-- Records provided start --

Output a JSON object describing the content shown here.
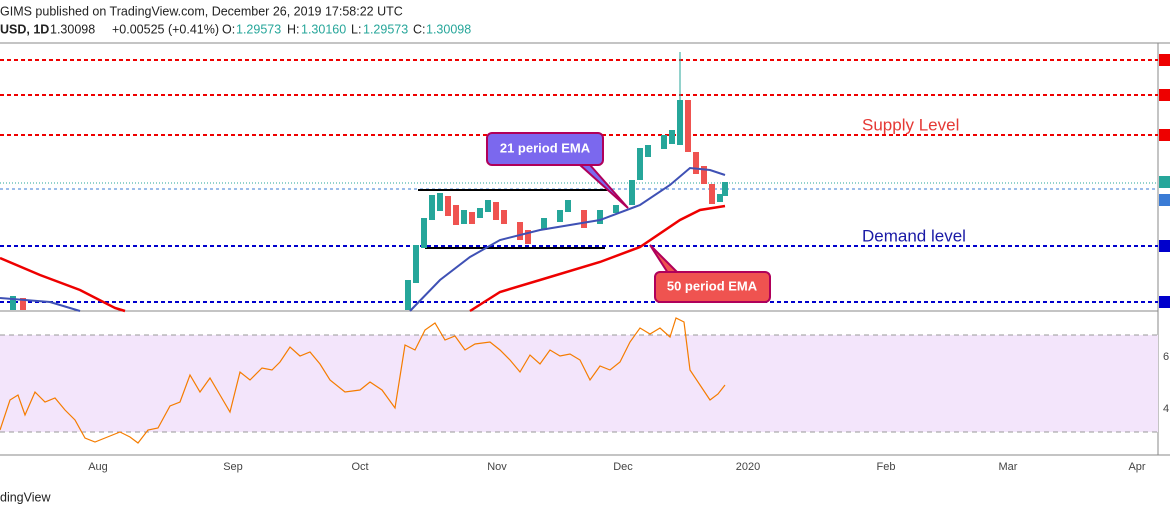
{
  "header": {
    "publisher": "GIMS published on TradingView.com, December 26, 2019 17:58:22 UTC",
    "symbol": "USD, 1D",
    "last": "1.30098",
    "change": "+0.00525 (+0.41%)",
    "open_label": "O:",
    "open": "1.29573",
    "high_label": "H:",
    "high": "1.30160",
    "low_label": "L:",
    "low": "1.29573",
    "close_label": "C:",
    "close": "1.30098"
  },
  "annotations": {
    "supply": "Supply Level",
    "demand": "Demand level",
    "ema21": "21 period EMA",
    "ema50": "50 period EMA"
  },
  "time_axis": [
    "Aug",
    "Sep",
    "Oct",
    "Nov",
    "Dec",
    "2020",
    "Feb",
    "Mar",
    "Apr"
  ],
  "rsi_axis": [
    "6",
    "4"
  ],
  "footer": "dingView"
}
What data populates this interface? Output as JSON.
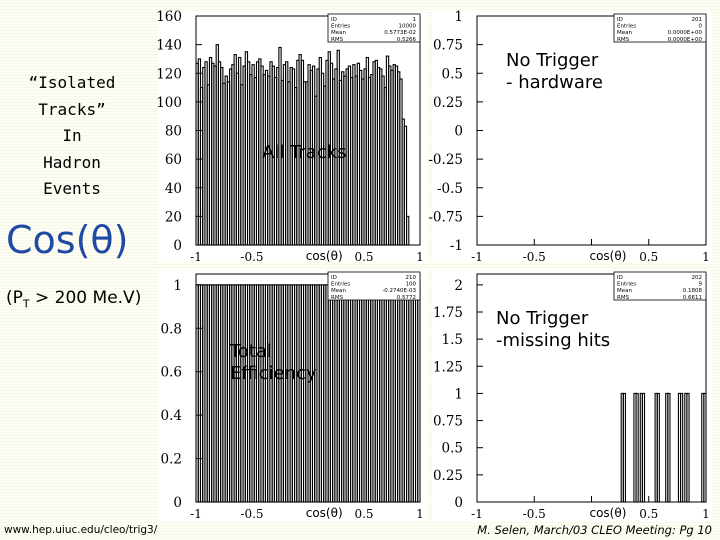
{
  "slide": {
    "title_lines": [
      "“Isolated",
      "Tracks”",
      "In",
      "Hadron",
      "Events"
    ],
    "cos_heading": "Cos(θ)",
    "pt_cut_prefix": "(P",
    "pt_cut_sub": "T",
    "pt_cut_suffix": " > 200 Me.V)",
    "url": "www.hep.uiuc.edu/cleo/trig3/",
    "credit": "M. Selen, March/03 CLEO Meeting: Pg 10"
  },
  "annotations": {
    "all_tracks": "All Tracks",
    "no_trigger_hw": [
      "No Trigger",
      "- hardware"
    ],
    "total_efficiency": [
      "Total",
      "Efficiency"
    ],
    "no_trigger_mh": [
      "No Trigger",
      "-missing hits"
    ]
  },
  "colors": {
    "heading": "#1f4aa3",
    "frame": "#000000",
    "panel_bg": "#ffffff"
  },
  "chart_data": [
    {
      "type": "bar",
      "id": "all_tracks",
      "xlabel": "cos(θ)",
      "xlim": [
        -1,
        1
      ],
      "ylim": [
        0,
        160
      ],
      "yticks": [
        "0",
        "20",
        "40",
        "60",
        "80",
        "100",
        "120",
        "140",
        "160"
      ],
      "xticks": [
        "-1",
        "-0.5",
        "0",
        "0.5",
        "1"
      ],
      "xtick_values": [
        -1,
        -0.5,
        0,
        0.5,
        1
      ],
      "stats": [
        [
          "ID",
          "1"
        ],
        [
          "Entries",
          "10000"
        ],
        [
          "Mean",
          "0.5773E-02"
        ],
        [
          "RMS",
          "0.5266"
        ]
      ],
      "values": [
        127,
        130,
        110,
        124,
        128,
        112,
        131,
        127,
        125,
        140,
        128,
        124,
        113,
        118,
        114,
        123,
        126,
        133,
        120,
        131,
        112,
        125,
        135,
        128,
        119,
        126,
        117,
        128,
        130,
        125,
        119,
        122,
        118,
        128,
        125,
        117,
        124,
        138,
        115,
        126,
        128,
        114,
        124,
        123,
        110,
        129,
        133,
        129,
        114,
        114,
        126,
        122,
        125,
        104,
        123,
        131,
        120,
        111,
        129,
        135,
        127,
        116,
        123,
        136,
        115,
        121,
        118,
        123,
        125,
        117,
        126,
        118,
        127,
        122,
        116,
        123,
        131,
        117,
        119,
        128,
        129,
        124,
        123,
        118,
        110,
        132,
        125,
        122,
        126,
        125,
        121,
        116,
        88,
        83,
        20,
        0,
        0,
        0,
        0,
        0
      ]
    },
    {
      "type": "bar",
      "id": "no_trigger_hardware",
      "xlabel": "cos(θ)",
      "xlim": [
        -1,
        1
      ],
      "ylim": [
        -1,
        1
      ],
      "yticks": [
        "-1",
        "-0.75",
        "-0.5",
        "-0.25",
        "0",
        "0.25",
        "0.5",
        "0.75",
        "1"
      ],
      "xticks": [
        "-1",
        "-0.5",
        "0",
        "0.5",
        "1"
      ],
      "xtick_values": [
        -1,
        -0.5,
        0,
        0.5,
        1
      ],
      "stats": [
        [
          "ID",
          "201"
        ],
        [
          "Entries",
          "0"
        ],
        [
          "Mean",
          "0.0000E+00"
        ],
        [
          "RMS",
          "0.0000E+00"
        ]
      ],
      "values": []
    },
    {
      "type": "bar",
      "id": "total_efficiency",
      "xlabel": "cos(θ)",
      "xlim": [
        -1,
        1
      ],
      "ylim": [
        0,
        1.05
      ],
      "yticks": [
        "0",
        "0.2",
        "0.4",
        "0.6",
        "0.8",
        "1"
      ],
      "xticks": [
        "-1",
        "-0.5",
        "0",
        "0.5",
        "1"
      ],
      "xtick_values": [
        -1,
        -0.5,
        0,
        0.5,
        1
      ],
      "stats": [
        [
          "ID",
          "210"
        ],
        [
          "Entries",
          "100"
        ],
        [
          "Mean",
          "-0.2740E-03"
        ],
        [
          "RMS",
          "0.5772"
        ]
      ],
      "values": [
        1,
        1,
        1,
        1,
        1,
        1,
        1,
        1,
        1,
        1,
        1,
        1,
        1,
        1,
        1,
        1,
        1,
        1,
        1,
        1,
        1,
        1,
        1,
        1,
        1,
        1,
        1,
        1,
        1,
        1,
        1,
        1,
        1,
        1,
        1,
        1,
        1,
        1,
        1,
        1,
        1,
        1,
        1,
        1,
        1,
        1,
        1,
        1,
        1,
        1,
        1,
        1,
        1,
        1,
        1,
        1,
        1,
        1,
        1,
        1,
        1,
        1,
        1,
        1,
        1,
        1,
        1,
        1,
        1,
        1,
        1,
        1,
        1,
        1,
        1,
        1,
        1,
        1,
        1,
        1,
        1,
        1,
        1,
        1,
        1,
        1,
        1,
        1,
        1,
        1,
        1,
        1,
        1,
        1,
        1,
        1,
        1,
        1,
        1,
        1
      ]
    },
    {
      "type": "bar",
      "id": "no_trigger_missing_hits",
      "xlabel": "cos(θ)",
      "xlim": [
        -1,
        1
      ],
      "ylim": [
        0,
        2.1
      ],
      "yticks": [
        "0",
        "0.25",
        "0.5",
        "0.75",
        "1",
        "1.25",
        "1.5",
        "1.75",
        "2"
      ],
      "xticks": [
        "-1",
        "-0.5",
        "0",
        "0.5",
        "1"
      ],
      "xtick_values": [
        -1,
        -0.5,
        0,
        0.5,
        1
      ],
      "stats": [
        [
          "ID",
          "202"
        ],
        [
          "Entries",
          "9"
        ],
        [
          "Mean",
          "0.1808"
        ],
        [
          "RMS",
          "0.6611"
        ]
      ],
      "values": [
        0,
        0,
        0,
        0,
        0,
        0,
        0,
        0,
        0,
        0,
        0,
        0,
        0,
        0,
        0,
        0,
        0,
        0,
        0,
        0,
        0,
        0,
        0,
        0,
        0,
        0,
        0,
        0,
        0,
        0,
        0,
        0,
        0,
        0,
        0,
        0,
        0,
        0,
        0,
        0,
        0,
        0,
        0,
        0,
        0,
        0,
        0,
        0,
        0,
        0,
        0,
        0,
        0,
        0,
        0,
        0,
        0,
        0,
        0,
        0,
        0,
        0,
        0,
        0,
        0,
        0,
        0,
        0,
        1,
        1,
        0,
        0,
        0,
        0,
        1,
        1,
        0,
        1,
        1,
        0,
        0,
        0,
        0,
        0,
        1,
        1,
        0,
        0,
        0,
        1,
        1,
        0,
        0,
        0,
        0,
        1,
        1,
        0,
        1,
        1,
        0,
        0,
        0,
        0,
        0,
        0,
        1,
        1
      ]
    }
  ]
}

-- Records provided end --

→ What this task involves:
Copy out the whole listing exactly, and don't carry over any pictures.

→ The result:
Output a JSON object describing the content shown here.
{
  "header": {
    "publisher": "GIMS published on TradingView.com, December 26, 2019 17:58:22 UTC",
    "symbol": "USD, 1D",
    "last": "1.30098",
    "change": "+0.00525 (+0.41%)",
    "open_label": "O:",
    "open": "1.29573",
    "high_label": "H:",
    "high": "1.30160",
    "low_label": "L:",
    "low": "1.29573",
    "close_label": "C:",
    "close": "1.30098"
  },
  "annotations": {
    "supply": "Supply Level",
    "demand": "Demand level",
    "ema21": "21 period EMA",
    "ema50": "50 period EMA"
  },
  "time_axis": [
    "Aug",
    "Sep",
    "Oct",
    "Nov",
    "Dec",
    "2020",
    "Feb",
    "Mar",
    "Apr"
  ],
  "rsi_axis": [
    "6",
    "4"
  ],
  "footer": "dingView"
}
What data populates this interface? Output as JSON.
{
  "slide": {
    "title_lines": [
      "“Isolated",
      "Tracks”",
      "In",
      "Hadron",
      "Events"
    ],
    "cos_heading": "Cos(θ)",
    "pt_cut_prefix": "(P",
    "pt_cut_sub": "T",
    "pt_cut_suffix": " > 200 Me.V)",
    "url": "www.hep.uiuc.edu/cleo/trig3/",
    "credit": "M. Selen, March/03 CLEO Meeting: Pg 10"
  },
  "annotations": {
    "all_tracks": "All Tracks",
    "no_trigger_hw": [
      "No Trigger",
      "- hardware"
    ],
    "total_efficiency": [
      "Total",
      "Efficiency"
    ],
    "no_trigger_mh": [
      "No Trigger",
      "-missing hits"
    ]
  },
  "colors": {
    "heading": "#1f4aa3",
    "frame": "#000000",
    "panel_bg": "#ffffff"
  },
  "chart_data": [
    {
      "type": "bar",
      "id": "all_tracks",
      "xlabel": "cos(θ)",
      "xlim": [
        -1,
        1
      ],
      "ylim": [
        0,
        160
      ],
      "yticks": [
        "0",
        "20",
        "40",
        "60",
        "80",
        "100",
        "120",
        "140",
        "160"
      ],
      "xticks": [
        "-1",
        "-0.5",
        "0",
        "0.5",
        "1"
      ],
      "xtick_values": [
        -1,
        -0.5,
        0,
        0.5,
        1
      ],
      "stats": [
        [
          "ID",
          "1"
        ],
        [
          "Entries",
          "10000"
        ],
        [
          "Mean",
          "0.5773E-02"
        ],
        [
          "RMS",
          "0.5266"
        ]
      ],
      "values": [
        127,
        130,
        110,
        124,
        128,
        112,
        131,
        127,
        125,
        140,
        128,
        124,
        113,
        118,
        114,
        123,
        126,
        133,
        120,
        131,
        112,
        125,
        135,
        128,
        119,
        126,
        117,
        128,
        130,
        125,
        119,
        122,
        118,
        128,
        125,
        117,
        124,
        138,
        115,
        126,
        128,
        114,
        124,
        123,
        110,
        129,
        133,
        129,
        114,
        114,
        126,
        122,
        125,
        104,
        123,
        131,
        120,
        111,
        129,
        135,
        127,
        116,
        123,
        136,
        115,
        121,
        118,
        123,
        125,
        117,
        126,
        118,
        127,
        122,
        116,
        123,
        131,
        117,
        119,
        128,
        129,
        124,
        123,
        118,
        110,
        132,
        125,
        122,
        126,
        125,
        121,
        116,
        88,
        83,
        20,
        0,
        0,
        0,
        0,
        0
      ]
    },
    {
      "type": "bar",
      "id": "no_trigger_hardware",
      "xlabel": "cos(θ)",
      "xlim": [
        -1,
        1
      ],
      "ylim": [
        -1,
        1
      ],
      "yticks": [
        "-1",
        "-0.75",
        "-0.5",
        "-0.25",
        "0",
        "0.25",
        "0.5",
        "0.75",
        "1"
      ],
      "xticks": [
        "-1",
        "-0.5",
        "0",
        "0.5",
        "1"
      ],
      "xtick_values": [
        -1,
        -0.5,
        0,
        0.5,
        1
      ],
      "stats": [
        [
          "ID",
          "201"
        ],
        [
          "Entries",
          "0"
        ],
        [
          "Mean",
          "0.0000E+00"
        ],
        [
          "RMS",
          "0.0000E+00"
        ]
      ],
      "values": []
    },
    {
      "type": "bar",
      "id": "total_efficiency",
      "xlabel": "cos(θ)",
      "xlim": [
        -1,
        1
      ],
      "ylim": [
        0,
        1.05
      ],
      "yticks": [
        "0",
        "0.2",
        "0.4",
        "0.6",
        "0.8",
        "1"
      ],
      "xticks": [
        "-1",
        "-0.5",
        "0",
        "0.5",
        "1"
      ],
      "xtick_values": [
        -1,
        -0.5,
        0,
        0.5,
        1
      ],
      "stats": [
        [
          "ID",
          "210"
        ],
        [
          "Entries",
          "100"
        ],
        [
          "Mean",
          "-0.2740E-03"
        ],
        [
          "RMS",
          "0.5772"
        ]
      ],
      "values": [
        1,
        1,
        1,
        1,
        1,
        1,
        1,
        1,
        1,
        1,
        1,
        1,
        1,
        1,
        1,
        1,
        1,
        1,
        1,
        1,
        1,
        1,
        1,
        1,
        1,
        1,
        1,
        1,
        1,
        1,
        1,
        1,
        1,
        1,
        1,
        1,
        1,
        1,
        1,
        1,
        1,
        1,
        1,
        1,
        1,
        1,
        1,
        1,
        1,
        1,
        1,
        1,
        1,
        1,
        1,
        1,
        1,
        1,
        1,
        1,
        1,
        1,
        1,
        1,
        1,
        1,
        1,
        1,
        1,
        1,
        1,
        1,
        1,
        1,
        1,
        1,
        1,
        1,
        1,
        1,
        1,
        1,
        1,
        1,
        1,
        1,
        1,
        1,
        1,
        1,
        1,
        1,
        1,
        1,
        1,
        1,
        1,
        1,
        1,
        1
      ]
    },
    {
      "type": "bar",
      "id": "no_trigger_missing_hits",
      "xlabel": "cos(θ)",
      "xlim": [
        -1,
        1
      ],
      "ylim": [
        0,
        2.1
      ],
      "yticks": [
        "0",
        "0.25",
        "0.5",
        "0.75",
        "1",
        "1.25",
        "1.5",
        "1.75",
        "2"
      ],
      "xticks": [
        "-1",
        "-0.5",
        "0",
        "0.5",
        "1"
      ],
      "xtick_values": [
        -1,
        -0.5,
        0,
        0.5,
        1
      ],
      "stats": [
        [
          "ID",
          "202"
        ],
        [
          "Entries",
          "9"
        ],
        [
          "Mean",
          "0.1808"
        ],
        [
          "RMS",
          "0.6611"
        ]
      ],
      "values": [
        0,
        0,
        0,
        0,
        0,
        0,
        0,
        0,
        0,
        0,
        0,
        0,
        0,
        0,
        0,
        0,
        0,
        0,
        0,
        0,
        0,
        0,
        0,
        0,
        0,
        0,
        0,
        0,
        0,
        0,
        0,
        0,
        0,
        0,
        0,
        0,
        0,
        0,
        0,
        0,
        0,
        0,
        0,
        0,
        0,
        0,
        0,
        0,
        0,
        0,
        0,
        0,
        0,
        0,
        0,
        0,
        0,
        0,
        0,
        0,
        0,
        0,
        0,
        0,
        0,
        0,
        0,
        0,
        1,
        1,
        0,
        0,
        0,
        0,
        1,
        1,
        0,
        1,
        1,
        0,
        0,
        0,
        0,
        0,
        1,
        1,
        0,
        0,
        0,
        1,
        1,
        0,
        0,
        0,
        0,
        1,
        1,
        0,
        1,
        1,
        0,
        0,
        0,
        0,
        0,
        0,
        1,
        1
      ]
    }
  ]
}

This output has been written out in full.